** Stated goal **
Output every line of the data exactly as it appears.

Records contained in a dataset
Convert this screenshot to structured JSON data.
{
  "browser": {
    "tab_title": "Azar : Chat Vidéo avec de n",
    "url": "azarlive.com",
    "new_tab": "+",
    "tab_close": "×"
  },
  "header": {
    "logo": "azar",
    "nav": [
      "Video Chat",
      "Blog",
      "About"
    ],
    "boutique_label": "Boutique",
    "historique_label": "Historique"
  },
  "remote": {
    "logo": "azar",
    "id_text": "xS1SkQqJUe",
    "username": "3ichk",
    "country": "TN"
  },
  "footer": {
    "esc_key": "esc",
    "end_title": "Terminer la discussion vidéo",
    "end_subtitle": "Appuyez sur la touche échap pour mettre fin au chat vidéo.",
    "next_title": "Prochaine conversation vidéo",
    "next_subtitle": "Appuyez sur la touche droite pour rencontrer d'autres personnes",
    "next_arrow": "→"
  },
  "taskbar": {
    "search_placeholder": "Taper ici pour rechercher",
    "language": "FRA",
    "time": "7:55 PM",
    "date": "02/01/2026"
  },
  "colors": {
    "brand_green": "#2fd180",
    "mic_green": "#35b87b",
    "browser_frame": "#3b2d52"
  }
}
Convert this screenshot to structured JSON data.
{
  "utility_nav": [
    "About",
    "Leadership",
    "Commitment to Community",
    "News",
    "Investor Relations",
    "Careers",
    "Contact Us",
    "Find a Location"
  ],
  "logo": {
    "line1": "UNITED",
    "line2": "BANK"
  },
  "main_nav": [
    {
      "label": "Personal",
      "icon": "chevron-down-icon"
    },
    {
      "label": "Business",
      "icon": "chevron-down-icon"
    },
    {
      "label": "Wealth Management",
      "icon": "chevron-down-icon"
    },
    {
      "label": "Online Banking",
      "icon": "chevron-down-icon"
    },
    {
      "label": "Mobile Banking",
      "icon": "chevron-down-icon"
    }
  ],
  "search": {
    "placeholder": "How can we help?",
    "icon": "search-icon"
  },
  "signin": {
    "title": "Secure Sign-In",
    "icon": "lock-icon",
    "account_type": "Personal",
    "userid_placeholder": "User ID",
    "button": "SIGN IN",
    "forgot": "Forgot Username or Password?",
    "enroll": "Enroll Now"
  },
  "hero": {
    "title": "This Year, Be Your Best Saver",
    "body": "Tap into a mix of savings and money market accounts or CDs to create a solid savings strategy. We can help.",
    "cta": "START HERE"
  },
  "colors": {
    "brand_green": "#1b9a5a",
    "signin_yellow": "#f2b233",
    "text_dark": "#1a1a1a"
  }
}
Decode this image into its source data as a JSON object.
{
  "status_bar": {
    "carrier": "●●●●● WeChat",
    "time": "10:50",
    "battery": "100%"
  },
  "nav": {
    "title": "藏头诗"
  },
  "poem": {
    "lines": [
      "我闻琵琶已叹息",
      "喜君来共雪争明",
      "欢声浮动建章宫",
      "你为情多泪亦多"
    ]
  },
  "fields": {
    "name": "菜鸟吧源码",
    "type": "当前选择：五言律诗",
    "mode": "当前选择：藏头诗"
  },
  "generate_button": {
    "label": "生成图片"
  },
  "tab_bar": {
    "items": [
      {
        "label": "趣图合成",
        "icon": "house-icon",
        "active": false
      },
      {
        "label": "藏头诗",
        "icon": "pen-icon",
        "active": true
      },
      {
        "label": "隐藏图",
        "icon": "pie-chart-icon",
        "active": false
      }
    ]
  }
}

** Exercise answer **
Convert this screenshot to structured JSON data.
{
  "browser": {
    "tab_title": "Azar : Chat Vidéo avec de n",
    "url": "azarlive.com",
    "new_tab": "+",
    "tab_close": "×"
  },
  "header": {
    "logo": "azar",
    "nav": [
      "Video Chat",
      "Blog",
      "About"
    ],
    "boutique_label": "Boutique",
    "historique_label": "Historique"
  },
  "remote": {
    "logo": "azar",
    "id_text": "xS1SkQqJUe",
    "username": "3ichk",
    "country": "TN"
  },
  "footer": {
    "esc_key": "esc",
    "end_title": "Terminer la discussion vidéo",
    "end_subtitle": "Appuyez sur la touche échap pour mettre fin au chat vidéo.",
    "next_title": "Prochaine conversation vidéo",
    "next_subtitle": "Appuyez sur la touche droite pour rencontrer d'autres personnes",
    "next_arrow": "→"
  },
  "taskbar": {
    "search_placeholder": "Taper ici pour rechercher",
    "language": "FRA",
    "time": "7:55 PM",
    "date": "02/01/2026"
  },
  "colors": {
    "brand_green": "#2fd180",
    "mic_green": "#35b87b",
    "browser_frame": "#3b2d52"
  }
}
Convert this screenshot to structured JSON data.
{
  "utility_nav": [
    "About",
    "Leadership",
    "Commitment to Community",
    "News",
    "Investor Relations",
    "Careers",
    "Contact Us",
    "Find a Location"
  ],
  "logo": {
    "line1": "UNITED",
    "line2": "BANK"
  },
  "main_nav": [
    {
      "label": "Personal",
      "icon": "chevron-down-icon"
    },
    {
      "label": "Business",
      "icon": "chevron-down-icon"
    },
    {
      "label": "Wealth Management",
      "icon": "chevron-down-icon"
    },
    {
      "label": "Online Banking",
      "icon": "chevron-down-icon"
    },
    {
      "label": "Mobile Banking",
      "icon": "chevron-down-icon"
    }
  ],
  "search": {
    "placeholder": "How can we help?",
    "icon": "search-icon"
  },
  "signin": {
    "title": "Secure Sign-In",
    "icon": "lock-icon",
    "account_type": "Personal",
    "userid_placeholder": "User ID",
    "button": "SIGN IN",
    "forgot": "Forgot Username or Password?",
    "enroll": "Enroll Now"
  },
  "hero": {
    "title": "This Year, Be Your Best Saver",
    "body": "Tap into a mix of savings and money market accounts or CDs to create a solid savings strategy. We can help.",
    "cta": "START HERE"
  },
  "colors": {
    "brand_green": "#1b9a5a",
    "signin_yellow": "#f2b233",
    "text_dark": "#1a1a1a"
  }
}
Decode this image into its source data as a JSON object.
{
  "status_bar": {
    "carrier": "●●●●● WeChat",
    "time": "10:50",
    "battery": "100%"
  },
  "nav": {
    "title": "藏头诗"
  },
  "poem": {
    "lines": [
      "我闻琵琶已叹息",
      "喜君来共雪争明",
      "欢声浮动建章宫",
      "你为情多泪亦多"
    ]
  },
  "fields": {
    "name": "菜鸟吧源码",
    "type": "当前选择：五言律诗",
    "mode": "当前选择：藏头诗"
  },
  "generate_button": {
    "label": "生成图片"
  },
  "tab_bar": {
    "items": [
      {
        "label": "趣图合成",
        "icon": "house-icon",
        "active": false
      },
      {
        "label": "藏头诗",
        "icon": "pen-icon",
        "active": true
      },
      {
        "label": "隐藏图",
        "icon": "pie-chart-icon",
        "active": false
      }
    ]
  }
}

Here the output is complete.